* _WHAT TO PRODUCE_: Check each line for the string "JSON", then give only how many lines have it.

(Chart and figure data)
** BEGIN **

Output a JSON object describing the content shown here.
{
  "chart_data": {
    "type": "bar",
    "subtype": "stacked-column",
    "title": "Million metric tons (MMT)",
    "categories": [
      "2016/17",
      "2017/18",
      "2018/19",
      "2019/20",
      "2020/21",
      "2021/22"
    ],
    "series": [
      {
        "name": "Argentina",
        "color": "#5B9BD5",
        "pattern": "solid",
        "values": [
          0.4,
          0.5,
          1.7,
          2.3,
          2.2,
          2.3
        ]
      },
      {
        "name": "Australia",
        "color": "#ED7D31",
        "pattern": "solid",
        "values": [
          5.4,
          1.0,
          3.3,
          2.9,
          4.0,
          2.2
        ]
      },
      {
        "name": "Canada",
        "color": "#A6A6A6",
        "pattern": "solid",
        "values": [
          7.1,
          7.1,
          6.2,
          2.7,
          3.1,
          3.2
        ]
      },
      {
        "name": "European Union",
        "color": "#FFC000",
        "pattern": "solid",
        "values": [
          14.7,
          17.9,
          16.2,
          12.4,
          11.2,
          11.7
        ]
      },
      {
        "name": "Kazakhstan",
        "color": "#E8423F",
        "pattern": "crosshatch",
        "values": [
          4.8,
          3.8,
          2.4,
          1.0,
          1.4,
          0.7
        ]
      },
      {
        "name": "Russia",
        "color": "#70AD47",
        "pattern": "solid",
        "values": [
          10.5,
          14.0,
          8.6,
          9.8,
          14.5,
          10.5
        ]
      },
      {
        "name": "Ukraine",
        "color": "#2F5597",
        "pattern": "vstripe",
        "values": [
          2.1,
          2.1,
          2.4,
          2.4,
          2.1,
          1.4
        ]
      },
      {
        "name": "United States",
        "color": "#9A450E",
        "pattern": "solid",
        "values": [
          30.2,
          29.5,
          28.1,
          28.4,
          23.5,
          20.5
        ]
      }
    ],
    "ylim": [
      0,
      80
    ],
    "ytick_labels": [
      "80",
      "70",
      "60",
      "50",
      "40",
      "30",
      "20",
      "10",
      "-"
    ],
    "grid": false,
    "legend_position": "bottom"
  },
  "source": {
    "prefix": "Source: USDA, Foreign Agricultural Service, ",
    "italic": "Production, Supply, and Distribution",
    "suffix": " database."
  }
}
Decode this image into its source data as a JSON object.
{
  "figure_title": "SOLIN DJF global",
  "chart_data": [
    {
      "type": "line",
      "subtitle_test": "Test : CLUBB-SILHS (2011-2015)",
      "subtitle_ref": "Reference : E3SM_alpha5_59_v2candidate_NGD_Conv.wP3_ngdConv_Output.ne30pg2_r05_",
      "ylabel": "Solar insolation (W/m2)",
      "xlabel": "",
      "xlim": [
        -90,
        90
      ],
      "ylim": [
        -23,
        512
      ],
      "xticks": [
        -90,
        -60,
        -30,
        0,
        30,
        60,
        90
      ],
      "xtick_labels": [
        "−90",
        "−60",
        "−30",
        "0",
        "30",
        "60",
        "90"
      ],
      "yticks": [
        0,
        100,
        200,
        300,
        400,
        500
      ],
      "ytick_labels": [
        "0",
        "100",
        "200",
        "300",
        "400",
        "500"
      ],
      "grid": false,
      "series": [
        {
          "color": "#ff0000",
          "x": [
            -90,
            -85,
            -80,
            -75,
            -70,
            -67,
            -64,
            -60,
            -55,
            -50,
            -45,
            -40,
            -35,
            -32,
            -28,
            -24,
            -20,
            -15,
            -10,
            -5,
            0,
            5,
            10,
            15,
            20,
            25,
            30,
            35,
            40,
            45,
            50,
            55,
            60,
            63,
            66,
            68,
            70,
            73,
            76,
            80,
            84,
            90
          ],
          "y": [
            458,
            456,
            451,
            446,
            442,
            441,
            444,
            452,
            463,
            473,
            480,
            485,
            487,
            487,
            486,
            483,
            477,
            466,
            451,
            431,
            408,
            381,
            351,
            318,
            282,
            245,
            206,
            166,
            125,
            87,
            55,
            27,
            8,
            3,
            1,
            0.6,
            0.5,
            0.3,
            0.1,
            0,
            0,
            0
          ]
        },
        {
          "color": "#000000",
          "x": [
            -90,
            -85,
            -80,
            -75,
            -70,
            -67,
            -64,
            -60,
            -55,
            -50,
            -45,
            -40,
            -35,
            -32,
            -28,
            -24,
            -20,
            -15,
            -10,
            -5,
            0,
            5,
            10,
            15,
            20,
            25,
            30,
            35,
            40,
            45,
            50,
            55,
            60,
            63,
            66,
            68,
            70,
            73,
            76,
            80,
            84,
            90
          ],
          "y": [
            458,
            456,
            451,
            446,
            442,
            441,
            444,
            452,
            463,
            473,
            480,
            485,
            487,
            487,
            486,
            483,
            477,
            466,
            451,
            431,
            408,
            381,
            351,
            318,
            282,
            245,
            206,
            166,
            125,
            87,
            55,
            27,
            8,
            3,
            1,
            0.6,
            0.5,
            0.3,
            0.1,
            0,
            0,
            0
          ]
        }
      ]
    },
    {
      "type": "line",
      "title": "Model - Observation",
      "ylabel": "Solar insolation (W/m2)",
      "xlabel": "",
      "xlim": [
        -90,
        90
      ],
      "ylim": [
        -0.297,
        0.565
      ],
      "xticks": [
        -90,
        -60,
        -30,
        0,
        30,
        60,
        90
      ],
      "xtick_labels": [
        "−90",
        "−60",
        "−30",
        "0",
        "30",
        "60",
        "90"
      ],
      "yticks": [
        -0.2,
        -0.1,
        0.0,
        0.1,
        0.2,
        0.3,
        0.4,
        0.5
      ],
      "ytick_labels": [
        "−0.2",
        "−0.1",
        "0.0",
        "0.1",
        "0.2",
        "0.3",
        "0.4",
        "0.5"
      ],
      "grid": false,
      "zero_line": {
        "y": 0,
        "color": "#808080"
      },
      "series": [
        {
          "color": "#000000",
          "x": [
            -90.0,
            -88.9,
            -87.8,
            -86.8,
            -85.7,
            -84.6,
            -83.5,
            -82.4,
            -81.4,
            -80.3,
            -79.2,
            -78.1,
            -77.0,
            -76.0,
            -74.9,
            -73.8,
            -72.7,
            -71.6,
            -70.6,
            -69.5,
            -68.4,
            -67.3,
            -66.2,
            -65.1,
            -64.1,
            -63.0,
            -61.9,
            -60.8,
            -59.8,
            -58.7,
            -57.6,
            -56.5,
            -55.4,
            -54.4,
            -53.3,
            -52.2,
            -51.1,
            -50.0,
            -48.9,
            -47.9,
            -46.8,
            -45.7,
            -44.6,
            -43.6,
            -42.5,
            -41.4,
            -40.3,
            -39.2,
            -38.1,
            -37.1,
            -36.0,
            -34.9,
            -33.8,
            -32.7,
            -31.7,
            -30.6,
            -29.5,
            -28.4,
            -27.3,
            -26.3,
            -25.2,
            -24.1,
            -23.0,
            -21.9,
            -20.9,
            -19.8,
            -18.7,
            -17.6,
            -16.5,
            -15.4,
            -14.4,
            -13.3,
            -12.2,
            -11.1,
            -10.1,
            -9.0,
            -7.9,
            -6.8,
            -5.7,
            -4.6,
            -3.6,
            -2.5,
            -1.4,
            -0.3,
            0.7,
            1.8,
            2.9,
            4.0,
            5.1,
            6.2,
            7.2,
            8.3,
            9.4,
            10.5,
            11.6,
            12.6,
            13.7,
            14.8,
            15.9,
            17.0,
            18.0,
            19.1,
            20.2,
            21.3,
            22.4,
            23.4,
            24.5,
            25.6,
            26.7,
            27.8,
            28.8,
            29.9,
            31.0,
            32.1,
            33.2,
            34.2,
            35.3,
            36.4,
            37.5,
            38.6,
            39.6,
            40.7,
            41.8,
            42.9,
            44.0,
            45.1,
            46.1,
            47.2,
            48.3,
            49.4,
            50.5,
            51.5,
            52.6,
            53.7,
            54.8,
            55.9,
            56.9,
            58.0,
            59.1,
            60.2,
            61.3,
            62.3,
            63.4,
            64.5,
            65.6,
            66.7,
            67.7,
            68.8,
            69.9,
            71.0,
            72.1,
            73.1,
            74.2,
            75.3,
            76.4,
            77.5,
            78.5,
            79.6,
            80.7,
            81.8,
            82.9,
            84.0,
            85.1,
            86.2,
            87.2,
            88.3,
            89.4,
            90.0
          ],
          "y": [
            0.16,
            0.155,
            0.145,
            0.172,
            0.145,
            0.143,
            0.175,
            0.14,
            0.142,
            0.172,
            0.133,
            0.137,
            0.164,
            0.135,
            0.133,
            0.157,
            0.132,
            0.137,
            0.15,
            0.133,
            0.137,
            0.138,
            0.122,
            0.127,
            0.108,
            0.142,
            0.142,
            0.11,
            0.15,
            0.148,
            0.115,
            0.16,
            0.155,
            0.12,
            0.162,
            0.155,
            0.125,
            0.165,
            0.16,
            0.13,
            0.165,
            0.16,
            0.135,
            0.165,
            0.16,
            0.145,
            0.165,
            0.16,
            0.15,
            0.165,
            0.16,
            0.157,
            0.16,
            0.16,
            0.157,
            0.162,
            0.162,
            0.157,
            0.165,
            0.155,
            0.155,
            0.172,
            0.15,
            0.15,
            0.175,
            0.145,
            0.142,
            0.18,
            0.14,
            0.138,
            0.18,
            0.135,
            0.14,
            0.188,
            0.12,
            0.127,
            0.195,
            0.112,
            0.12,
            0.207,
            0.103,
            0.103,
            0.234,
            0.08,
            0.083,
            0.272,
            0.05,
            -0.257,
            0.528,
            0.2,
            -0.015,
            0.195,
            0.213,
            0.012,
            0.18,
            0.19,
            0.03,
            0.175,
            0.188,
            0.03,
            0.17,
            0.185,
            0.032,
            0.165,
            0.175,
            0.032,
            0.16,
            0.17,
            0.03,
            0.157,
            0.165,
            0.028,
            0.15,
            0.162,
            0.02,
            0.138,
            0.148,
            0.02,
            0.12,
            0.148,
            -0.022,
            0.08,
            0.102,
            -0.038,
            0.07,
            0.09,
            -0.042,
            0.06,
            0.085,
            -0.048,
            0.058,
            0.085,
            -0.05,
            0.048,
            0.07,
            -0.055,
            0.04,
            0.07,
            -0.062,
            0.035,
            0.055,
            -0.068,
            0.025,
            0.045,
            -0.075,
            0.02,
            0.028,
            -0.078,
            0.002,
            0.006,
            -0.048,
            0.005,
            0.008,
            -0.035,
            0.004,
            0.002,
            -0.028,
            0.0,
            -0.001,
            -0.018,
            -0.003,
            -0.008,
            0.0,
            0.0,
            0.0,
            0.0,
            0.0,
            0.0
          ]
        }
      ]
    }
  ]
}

** END **

* _FULL SOLUTION_: 2